> Records to process:
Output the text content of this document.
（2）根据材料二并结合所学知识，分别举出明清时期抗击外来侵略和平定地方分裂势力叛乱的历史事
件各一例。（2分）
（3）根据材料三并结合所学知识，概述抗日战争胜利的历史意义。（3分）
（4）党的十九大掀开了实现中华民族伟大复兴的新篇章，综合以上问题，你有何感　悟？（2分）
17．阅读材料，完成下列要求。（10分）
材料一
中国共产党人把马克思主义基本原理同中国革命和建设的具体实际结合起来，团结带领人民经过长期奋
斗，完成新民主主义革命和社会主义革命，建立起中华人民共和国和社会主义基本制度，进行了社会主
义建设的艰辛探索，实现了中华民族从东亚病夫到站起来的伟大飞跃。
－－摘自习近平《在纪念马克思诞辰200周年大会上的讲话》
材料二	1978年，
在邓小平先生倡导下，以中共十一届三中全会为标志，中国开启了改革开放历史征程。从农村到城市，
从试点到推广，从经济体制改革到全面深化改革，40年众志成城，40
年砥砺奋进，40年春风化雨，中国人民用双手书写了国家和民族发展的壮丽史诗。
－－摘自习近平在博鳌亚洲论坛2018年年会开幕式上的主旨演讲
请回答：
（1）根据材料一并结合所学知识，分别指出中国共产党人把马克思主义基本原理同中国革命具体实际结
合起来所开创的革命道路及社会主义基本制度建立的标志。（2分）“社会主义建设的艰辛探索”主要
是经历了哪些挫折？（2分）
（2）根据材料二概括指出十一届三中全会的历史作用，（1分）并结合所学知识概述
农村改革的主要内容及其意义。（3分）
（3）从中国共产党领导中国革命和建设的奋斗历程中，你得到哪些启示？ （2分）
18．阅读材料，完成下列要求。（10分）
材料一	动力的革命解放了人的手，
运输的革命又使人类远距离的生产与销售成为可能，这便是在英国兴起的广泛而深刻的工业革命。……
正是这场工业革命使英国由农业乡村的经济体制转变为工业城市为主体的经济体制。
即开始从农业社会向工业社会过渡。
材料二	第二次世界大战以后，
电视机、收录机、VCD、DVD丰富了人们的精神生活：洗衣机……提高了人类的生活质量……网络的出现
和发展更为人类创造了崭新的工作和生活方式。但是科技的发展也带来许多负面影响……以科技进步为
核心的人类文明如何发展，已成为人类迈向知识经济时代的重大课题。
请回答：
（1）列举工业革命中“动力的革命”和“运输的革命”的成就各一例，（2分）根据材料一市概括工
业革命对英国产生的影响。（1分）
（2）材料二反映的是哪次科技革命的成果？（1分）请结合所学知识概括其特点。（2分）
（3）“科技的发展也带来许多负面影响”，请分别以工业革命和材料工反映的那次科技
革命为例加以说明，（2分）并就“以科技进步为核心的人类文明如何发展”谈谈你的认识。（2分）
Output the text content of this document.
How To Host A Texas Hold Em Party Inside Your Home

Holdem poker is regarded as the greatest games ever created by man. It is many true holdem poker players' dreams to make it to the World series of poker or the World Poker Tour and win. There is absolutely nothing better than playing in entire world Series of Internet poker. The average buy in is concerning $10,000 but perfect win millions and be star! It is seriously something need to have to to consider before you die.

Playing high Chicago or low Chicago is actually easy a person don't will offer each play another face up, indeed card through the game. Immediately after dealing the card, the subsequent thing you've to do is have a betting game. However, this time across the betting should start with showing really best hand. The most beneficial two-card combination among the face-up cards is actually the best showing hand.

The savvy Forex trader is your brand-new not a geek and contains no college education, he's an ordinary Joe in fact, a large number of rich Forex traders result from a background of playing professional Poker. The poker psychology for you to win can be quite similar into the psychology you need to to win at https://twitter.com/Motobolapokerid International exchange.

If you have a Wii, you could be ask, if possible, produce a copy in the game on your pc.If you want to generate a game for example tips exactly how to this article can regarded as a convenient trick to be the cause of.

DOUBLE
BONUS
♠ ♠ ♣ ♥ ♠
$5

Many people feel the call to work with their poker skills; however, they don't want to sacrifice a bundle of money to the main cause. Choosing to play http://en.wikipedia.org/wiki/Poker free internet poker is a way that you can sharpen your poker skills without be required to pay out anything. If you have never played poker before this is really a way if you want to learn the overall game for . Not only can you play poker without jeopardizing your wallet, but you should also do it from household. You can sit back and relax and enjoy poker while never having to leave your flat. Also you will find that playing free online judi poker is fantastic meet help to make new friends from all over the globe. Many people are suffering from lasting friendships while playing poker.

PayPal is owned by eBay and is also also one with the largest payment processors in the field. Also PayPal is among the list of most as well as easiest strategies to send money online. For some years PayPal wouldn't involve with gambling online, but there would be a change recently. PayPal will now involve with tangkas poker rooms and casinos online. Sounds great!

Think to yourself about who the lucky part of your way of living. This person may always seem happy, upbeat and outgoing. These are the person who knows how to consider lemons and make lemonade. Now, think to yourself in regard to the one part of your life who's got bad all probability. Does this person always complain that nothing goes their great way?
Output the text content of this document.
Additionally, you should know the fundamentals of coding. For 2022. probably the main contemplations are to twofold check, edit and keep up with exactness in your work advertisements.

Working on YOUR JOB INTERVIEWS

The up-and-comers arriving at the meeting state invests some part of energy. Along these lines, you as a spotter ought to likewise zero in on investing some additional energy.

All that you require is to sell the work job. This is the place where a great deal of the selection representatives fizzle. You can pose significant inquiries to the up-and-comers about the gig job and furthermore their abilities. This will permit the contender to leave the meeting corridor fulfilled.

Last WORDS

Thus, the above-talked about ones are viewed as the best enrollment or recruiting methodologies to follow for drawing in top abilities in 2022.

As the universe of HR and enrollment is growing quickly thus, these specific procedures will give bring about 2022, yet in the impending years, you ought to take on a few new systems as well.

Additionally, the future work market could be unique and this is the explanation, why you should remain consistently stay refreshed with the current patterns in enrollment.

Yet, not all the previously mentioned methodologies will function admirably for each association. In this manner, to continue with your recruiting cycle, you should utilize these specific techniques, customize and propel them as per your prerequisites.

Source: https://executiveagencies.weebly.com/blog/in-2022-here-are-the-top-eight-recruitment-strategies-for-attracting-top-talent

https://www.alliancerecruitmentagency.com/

> Written exercise: Copy all of the data exactly.

> Exercise solution:
Output the text content of this document.
（2）根据材料二并结合所学知识，分别举出明清时期抗击外来侵略和平定地方分裂势力叛乱的历史事
件各一例。（2分）
（3）根据材料三并结合所学知识，概述抗日战争胜利的历史意义。（3分）
（4）党的十九大掀开了实现中华民族伟大复兴的新篇章，综合以上问题，你有何感　悟？（2分）
17．阅读材料，完成下列要求。（10分）
材料一
中国共产党人把马克思主义基本原理同中国革命和建设的具体实际结合起来，团结带领人民经过长期奋
斗，完成新民主主义革命和社会主义革命，建立起中华人民共和国和社会主义基本制度，进行了社会主
义建设的艰辛探索，实现了中华民族从东亚病夫到站起来的伟大飞跃。
－－摘自习近平《在纪念马克思诞辰200周年大会上的讲话》
材料二	1978年，
在邓小平先生倡导下，以中共十一届三中全会为标志，中国开启了改革开放历史征程。从农村到城市，
从试点到推广，从经济体制改革到全面深化改革，40年众志成城，40
年砥砺奋进，40年春风化雨，中国人民用双手书写了国家和民族发展的壮丽史诗。
－－摘自习近平在博鳌亚洲论坛2018年年会开幕式上的主旨演讲
请回答：
（1）根据材料一并结合所学知识，分别指出中国共产党人把马克思主义基本原理同中国革命具体实际结
合起来所开创的革命道路及社会主义基本制度建立的标志。（2分）“社会主义建设的艰辛探索”主要
是经历了哪些挫折？（2分）
（2）根据材料二概括指出十一届三中全会的历史作用，（1分）并结合所学知识概述
农村改革的主要内容及其意义。（3分）
（3）从中国共产党领导中国革命和建设的奋斗历程中，你得到哪些启示？ （2分）
18．阅读材料，完成下列要求。（10分）
材料一	动力的革命解放了人的手，
运输的革命又使人类远距离的生产与销售成为可能，这便是在英国兴起的广泛而深刻的工业革命。……
正是这场工业革命使英国由农业乡村的经济体制转变为工业城市为主体的经济体制。
即开始从农业社会向工业社会过渡。
材料二	第二次世界大战以后，
电视机、收录机、VCD、DVD丰富了人们的精神生活：洗衣机……提高了人类的生活质量……网络的出现
和发展更为人类创造了崭新的工作和生活方式。但是科技的发展也带来许多负面影响……以科技进步为
核心的人类文明如何发展，已成为人类迈向知识经济时代的重大课题。
请回答：
（1）列举工业革命中“动力的革命”和“运输的革命”的成就各一例，（2分）根据材料一市概括工
业革命对英国产生的影响。（1分）
（2）材料二反映的是哪次科技革命的成果？（1分）请结合所学知识概括其特点。（2分）
（3）“科技的发展也带来许多负面影响”，请分别以工业革命和材料工反映的那次科技
革命为例加以说明，（2分）并就“以科技进步为核心的人类文明如何发展”谈谈你的认识。（2分）
Output the text content of this document.
How To Host A Texas Hold Em Party Inside Your Home

Holdem poker is regarded as the greatest games ever created by man. It is many true holdem poker players' dreams to make it to the World series of poker or the World Poker Tour and win. There is absolutely nothing better than playing in entire world Series of Internet poker. The average buy in is concerning $10,000 but perfect win millions and be star! It is seriously something need to have to to consider before you die.

Playing high Chicago or low Chicago is actually easy a person don't will offer each play another face up, indeed card through the game. Immediately after dealing the card, the subsequent thing you've to do is have a betting game. However, this time across the betting should start with showing really best hand. The most beneficial two-card combination among the face-up cards is actually the best showing hand.

The savvy Forex trader is your brand-new not a geek and contains no college education, he's an ordinary Joe in fact, a large number of rich Forex traders result from a background of playing professional Poker. The poker psychology for you to win can be quite similar into the psychology you need to to win at https://twitter.com/Motobolapokerid International exchange.

If you have a Wii, you could be ask, if possible, produce a copy in the game on your pc.If you want to generate a game for example tips exactly how to this article can regarded as a convenient trick to be the cause of.

DOUBLE
BONUS
♠ ♠ ♣ ♥ ♠
$5

Many people feel the call to work with their poker skills; however, they don't want to sacrifice a bundle of money to the main cause. Choosing to play http://en.wikipedia.org/wiki/Poker free internet poker is a way that you can sharpen your poker skills without be required to pay out anything. If you have never played poker before this is really a way if you want to learn the overall game for . Not only can you play poker without jeopardizing your wallet, but you should also do it from household. You can sit back and relax and enjoy poker while never having to leave your flat. Also you will find that playing free online judi poker is fantastic meet help to make new friends from all over the globe. Many people are suffering from lasting friendships while playing poker.

PayPal is owned by eBay and is also also one with the largest payment processors in the field. Also PayPal is among the list of most as well as easiest strategies to send money online. For some years PayPal wouldn't involve with gambling online, but there would be a change recently. PayPal will now involve with tangkas poker rooms and casinos online. Sounds great!

Think to yourself about who the lucky part of your way of living. This person may always seem happy, upbeat and outgoing. These are the person who knows how to consider lemons and make lemonade. Now, think to yourself in regard to the one part of your life who's got bad all probability. Does this person always complain that nothing goes their great way?
Output the text content of this document.
Additionally, you should know the fundamentals of coding. For 2022. probably the main contemplations are to twofold check, edit and keep up with exactness in your work advertisements.

Working on YOUR JOB INTERVIEWS

The up-and-comers arriving at the meeting state invests some part of energy. Along these lines, you as a spotter ought to likewise zero in on investing some additional energy.

All that you require is to sell the work job. This is the place where a great deal of the selection representatives fizzle. You can pose significant inquiries to the up-and-comers about the gig job and furthermore their abilities. This will permit the contender to leave the meeting corridor fulfilled.

Last WORDS

Thus, the above-talked about ones are viewed as the best enrollment or recruiting methodologies to follow for drawing in top abilities in 2022.

As the universe of HR and enrollment is growing quickly thus, these specific procedures will give bring about 2022, yet in the impending years, you ought to take on a few new systems as well.

Additionally, the future work market could be unique and this is the explanation, why you should remain consistently stay refreshed with the current patterns in enrollment.

Yet, not all the previously mentioned methodologies will function admirably for each association. In this manner, to continue with your recruiting cycle, you should utilize these specific techniques, customize and propel them as per your prerequisites.

Source: https://executiveagencies.weebly.com/blog/in-2022-here-are-the-top-eight-recruitment-strategies-for-attracting-top-talent

https://www.alliancerecruitmentagency.com/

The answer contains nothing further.